**Task to carry out:**
Search the material for the word "రపడత" and copy each line that holds it.

#### Records for this task

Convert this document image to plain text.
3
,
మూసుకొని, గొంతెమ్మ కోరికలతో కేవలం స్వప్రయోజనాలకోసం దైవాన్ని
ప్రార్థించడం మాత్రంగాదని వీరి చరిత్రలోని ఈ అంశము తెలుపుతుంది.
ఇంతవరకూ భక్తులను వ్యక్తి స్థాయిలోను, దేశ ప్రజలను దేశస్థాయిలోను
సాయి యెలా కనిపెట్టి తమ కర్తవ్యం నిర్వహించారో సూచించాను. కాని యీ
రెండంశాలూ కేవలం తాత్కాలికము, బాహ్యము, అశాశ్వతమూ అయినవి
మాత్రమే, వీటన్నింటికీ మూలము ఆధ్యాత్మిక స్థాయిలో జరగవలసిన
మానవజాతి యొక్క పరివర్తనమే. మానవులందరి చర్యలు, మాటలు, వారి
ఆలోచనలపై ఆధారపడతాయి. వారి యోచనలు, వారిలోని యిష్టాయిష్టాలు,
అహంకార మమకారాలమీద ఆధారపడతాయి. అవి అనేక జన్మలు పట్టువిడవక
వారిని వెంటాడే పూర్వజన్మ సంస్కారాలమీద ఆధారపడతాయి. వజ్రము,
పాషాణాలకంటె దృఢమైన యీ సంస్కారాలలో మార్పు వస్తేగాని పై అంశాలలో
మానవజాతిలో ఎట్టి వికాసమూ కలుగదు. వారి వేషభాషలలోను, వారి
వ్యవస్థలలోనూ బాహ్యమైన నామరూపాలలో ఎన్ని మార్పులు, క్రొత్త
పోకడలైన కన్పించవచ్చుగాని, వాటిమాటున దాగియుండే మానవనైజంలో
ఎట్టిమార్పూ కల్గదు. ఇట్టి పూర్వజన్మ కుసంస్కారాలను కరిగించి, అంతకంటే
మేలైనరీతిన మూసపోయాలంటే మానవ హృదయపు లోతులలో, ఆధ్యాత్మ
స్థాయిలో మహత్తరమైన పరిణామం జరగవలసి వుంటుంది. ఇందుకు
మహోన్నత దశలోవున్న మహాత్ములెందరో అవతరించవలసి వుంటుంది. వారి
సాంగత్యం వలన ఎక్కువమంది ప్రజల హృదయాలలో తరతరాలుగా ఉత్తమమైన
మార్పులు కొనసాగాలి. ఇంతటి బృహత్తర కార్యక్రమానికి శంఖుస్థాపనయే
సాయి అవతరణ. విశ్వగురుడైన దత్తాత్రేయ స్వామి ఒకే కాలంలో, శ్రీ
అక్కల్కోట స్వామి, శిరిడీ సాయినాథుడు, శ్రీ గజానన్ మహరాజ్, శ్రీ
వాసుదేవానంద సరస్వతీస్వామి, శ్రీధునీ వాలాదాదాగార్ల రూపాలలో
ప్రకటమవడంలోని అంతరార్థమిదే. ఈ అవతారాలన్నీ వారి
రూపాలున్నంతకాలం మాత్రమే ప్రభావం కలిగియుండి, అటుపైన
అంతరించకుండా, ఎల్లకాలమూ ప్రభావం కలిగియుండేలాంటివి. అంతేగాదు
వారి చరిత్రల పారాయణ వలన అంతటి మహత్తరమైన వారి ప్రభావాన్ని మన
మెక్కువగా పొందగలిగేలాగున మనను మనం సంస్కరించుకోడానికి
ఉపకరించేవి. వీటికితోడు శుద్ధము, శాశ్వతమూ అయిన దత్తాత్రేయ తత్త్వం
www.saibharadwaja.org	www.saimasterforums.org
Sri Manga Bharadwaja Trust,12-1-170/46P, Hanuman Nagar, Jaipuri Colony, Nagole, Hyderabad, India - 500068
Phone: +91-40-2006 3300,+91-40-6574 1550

########

**Completed exercise:**
ఆలోచనలపై ఆధారపడతాయి. వారి యోచనలు, వారిలోని యిష్టాయిష్టాలు,
అహంకార మమకారాలమీద ఆధారపడతాయి. అవి అనేక జన్మలు పట్టువిడవక
వారిని వెంటాడే పూర్వజన్మ సంస్కారాలమీద ఆధారపడతాయి. వజ్రము,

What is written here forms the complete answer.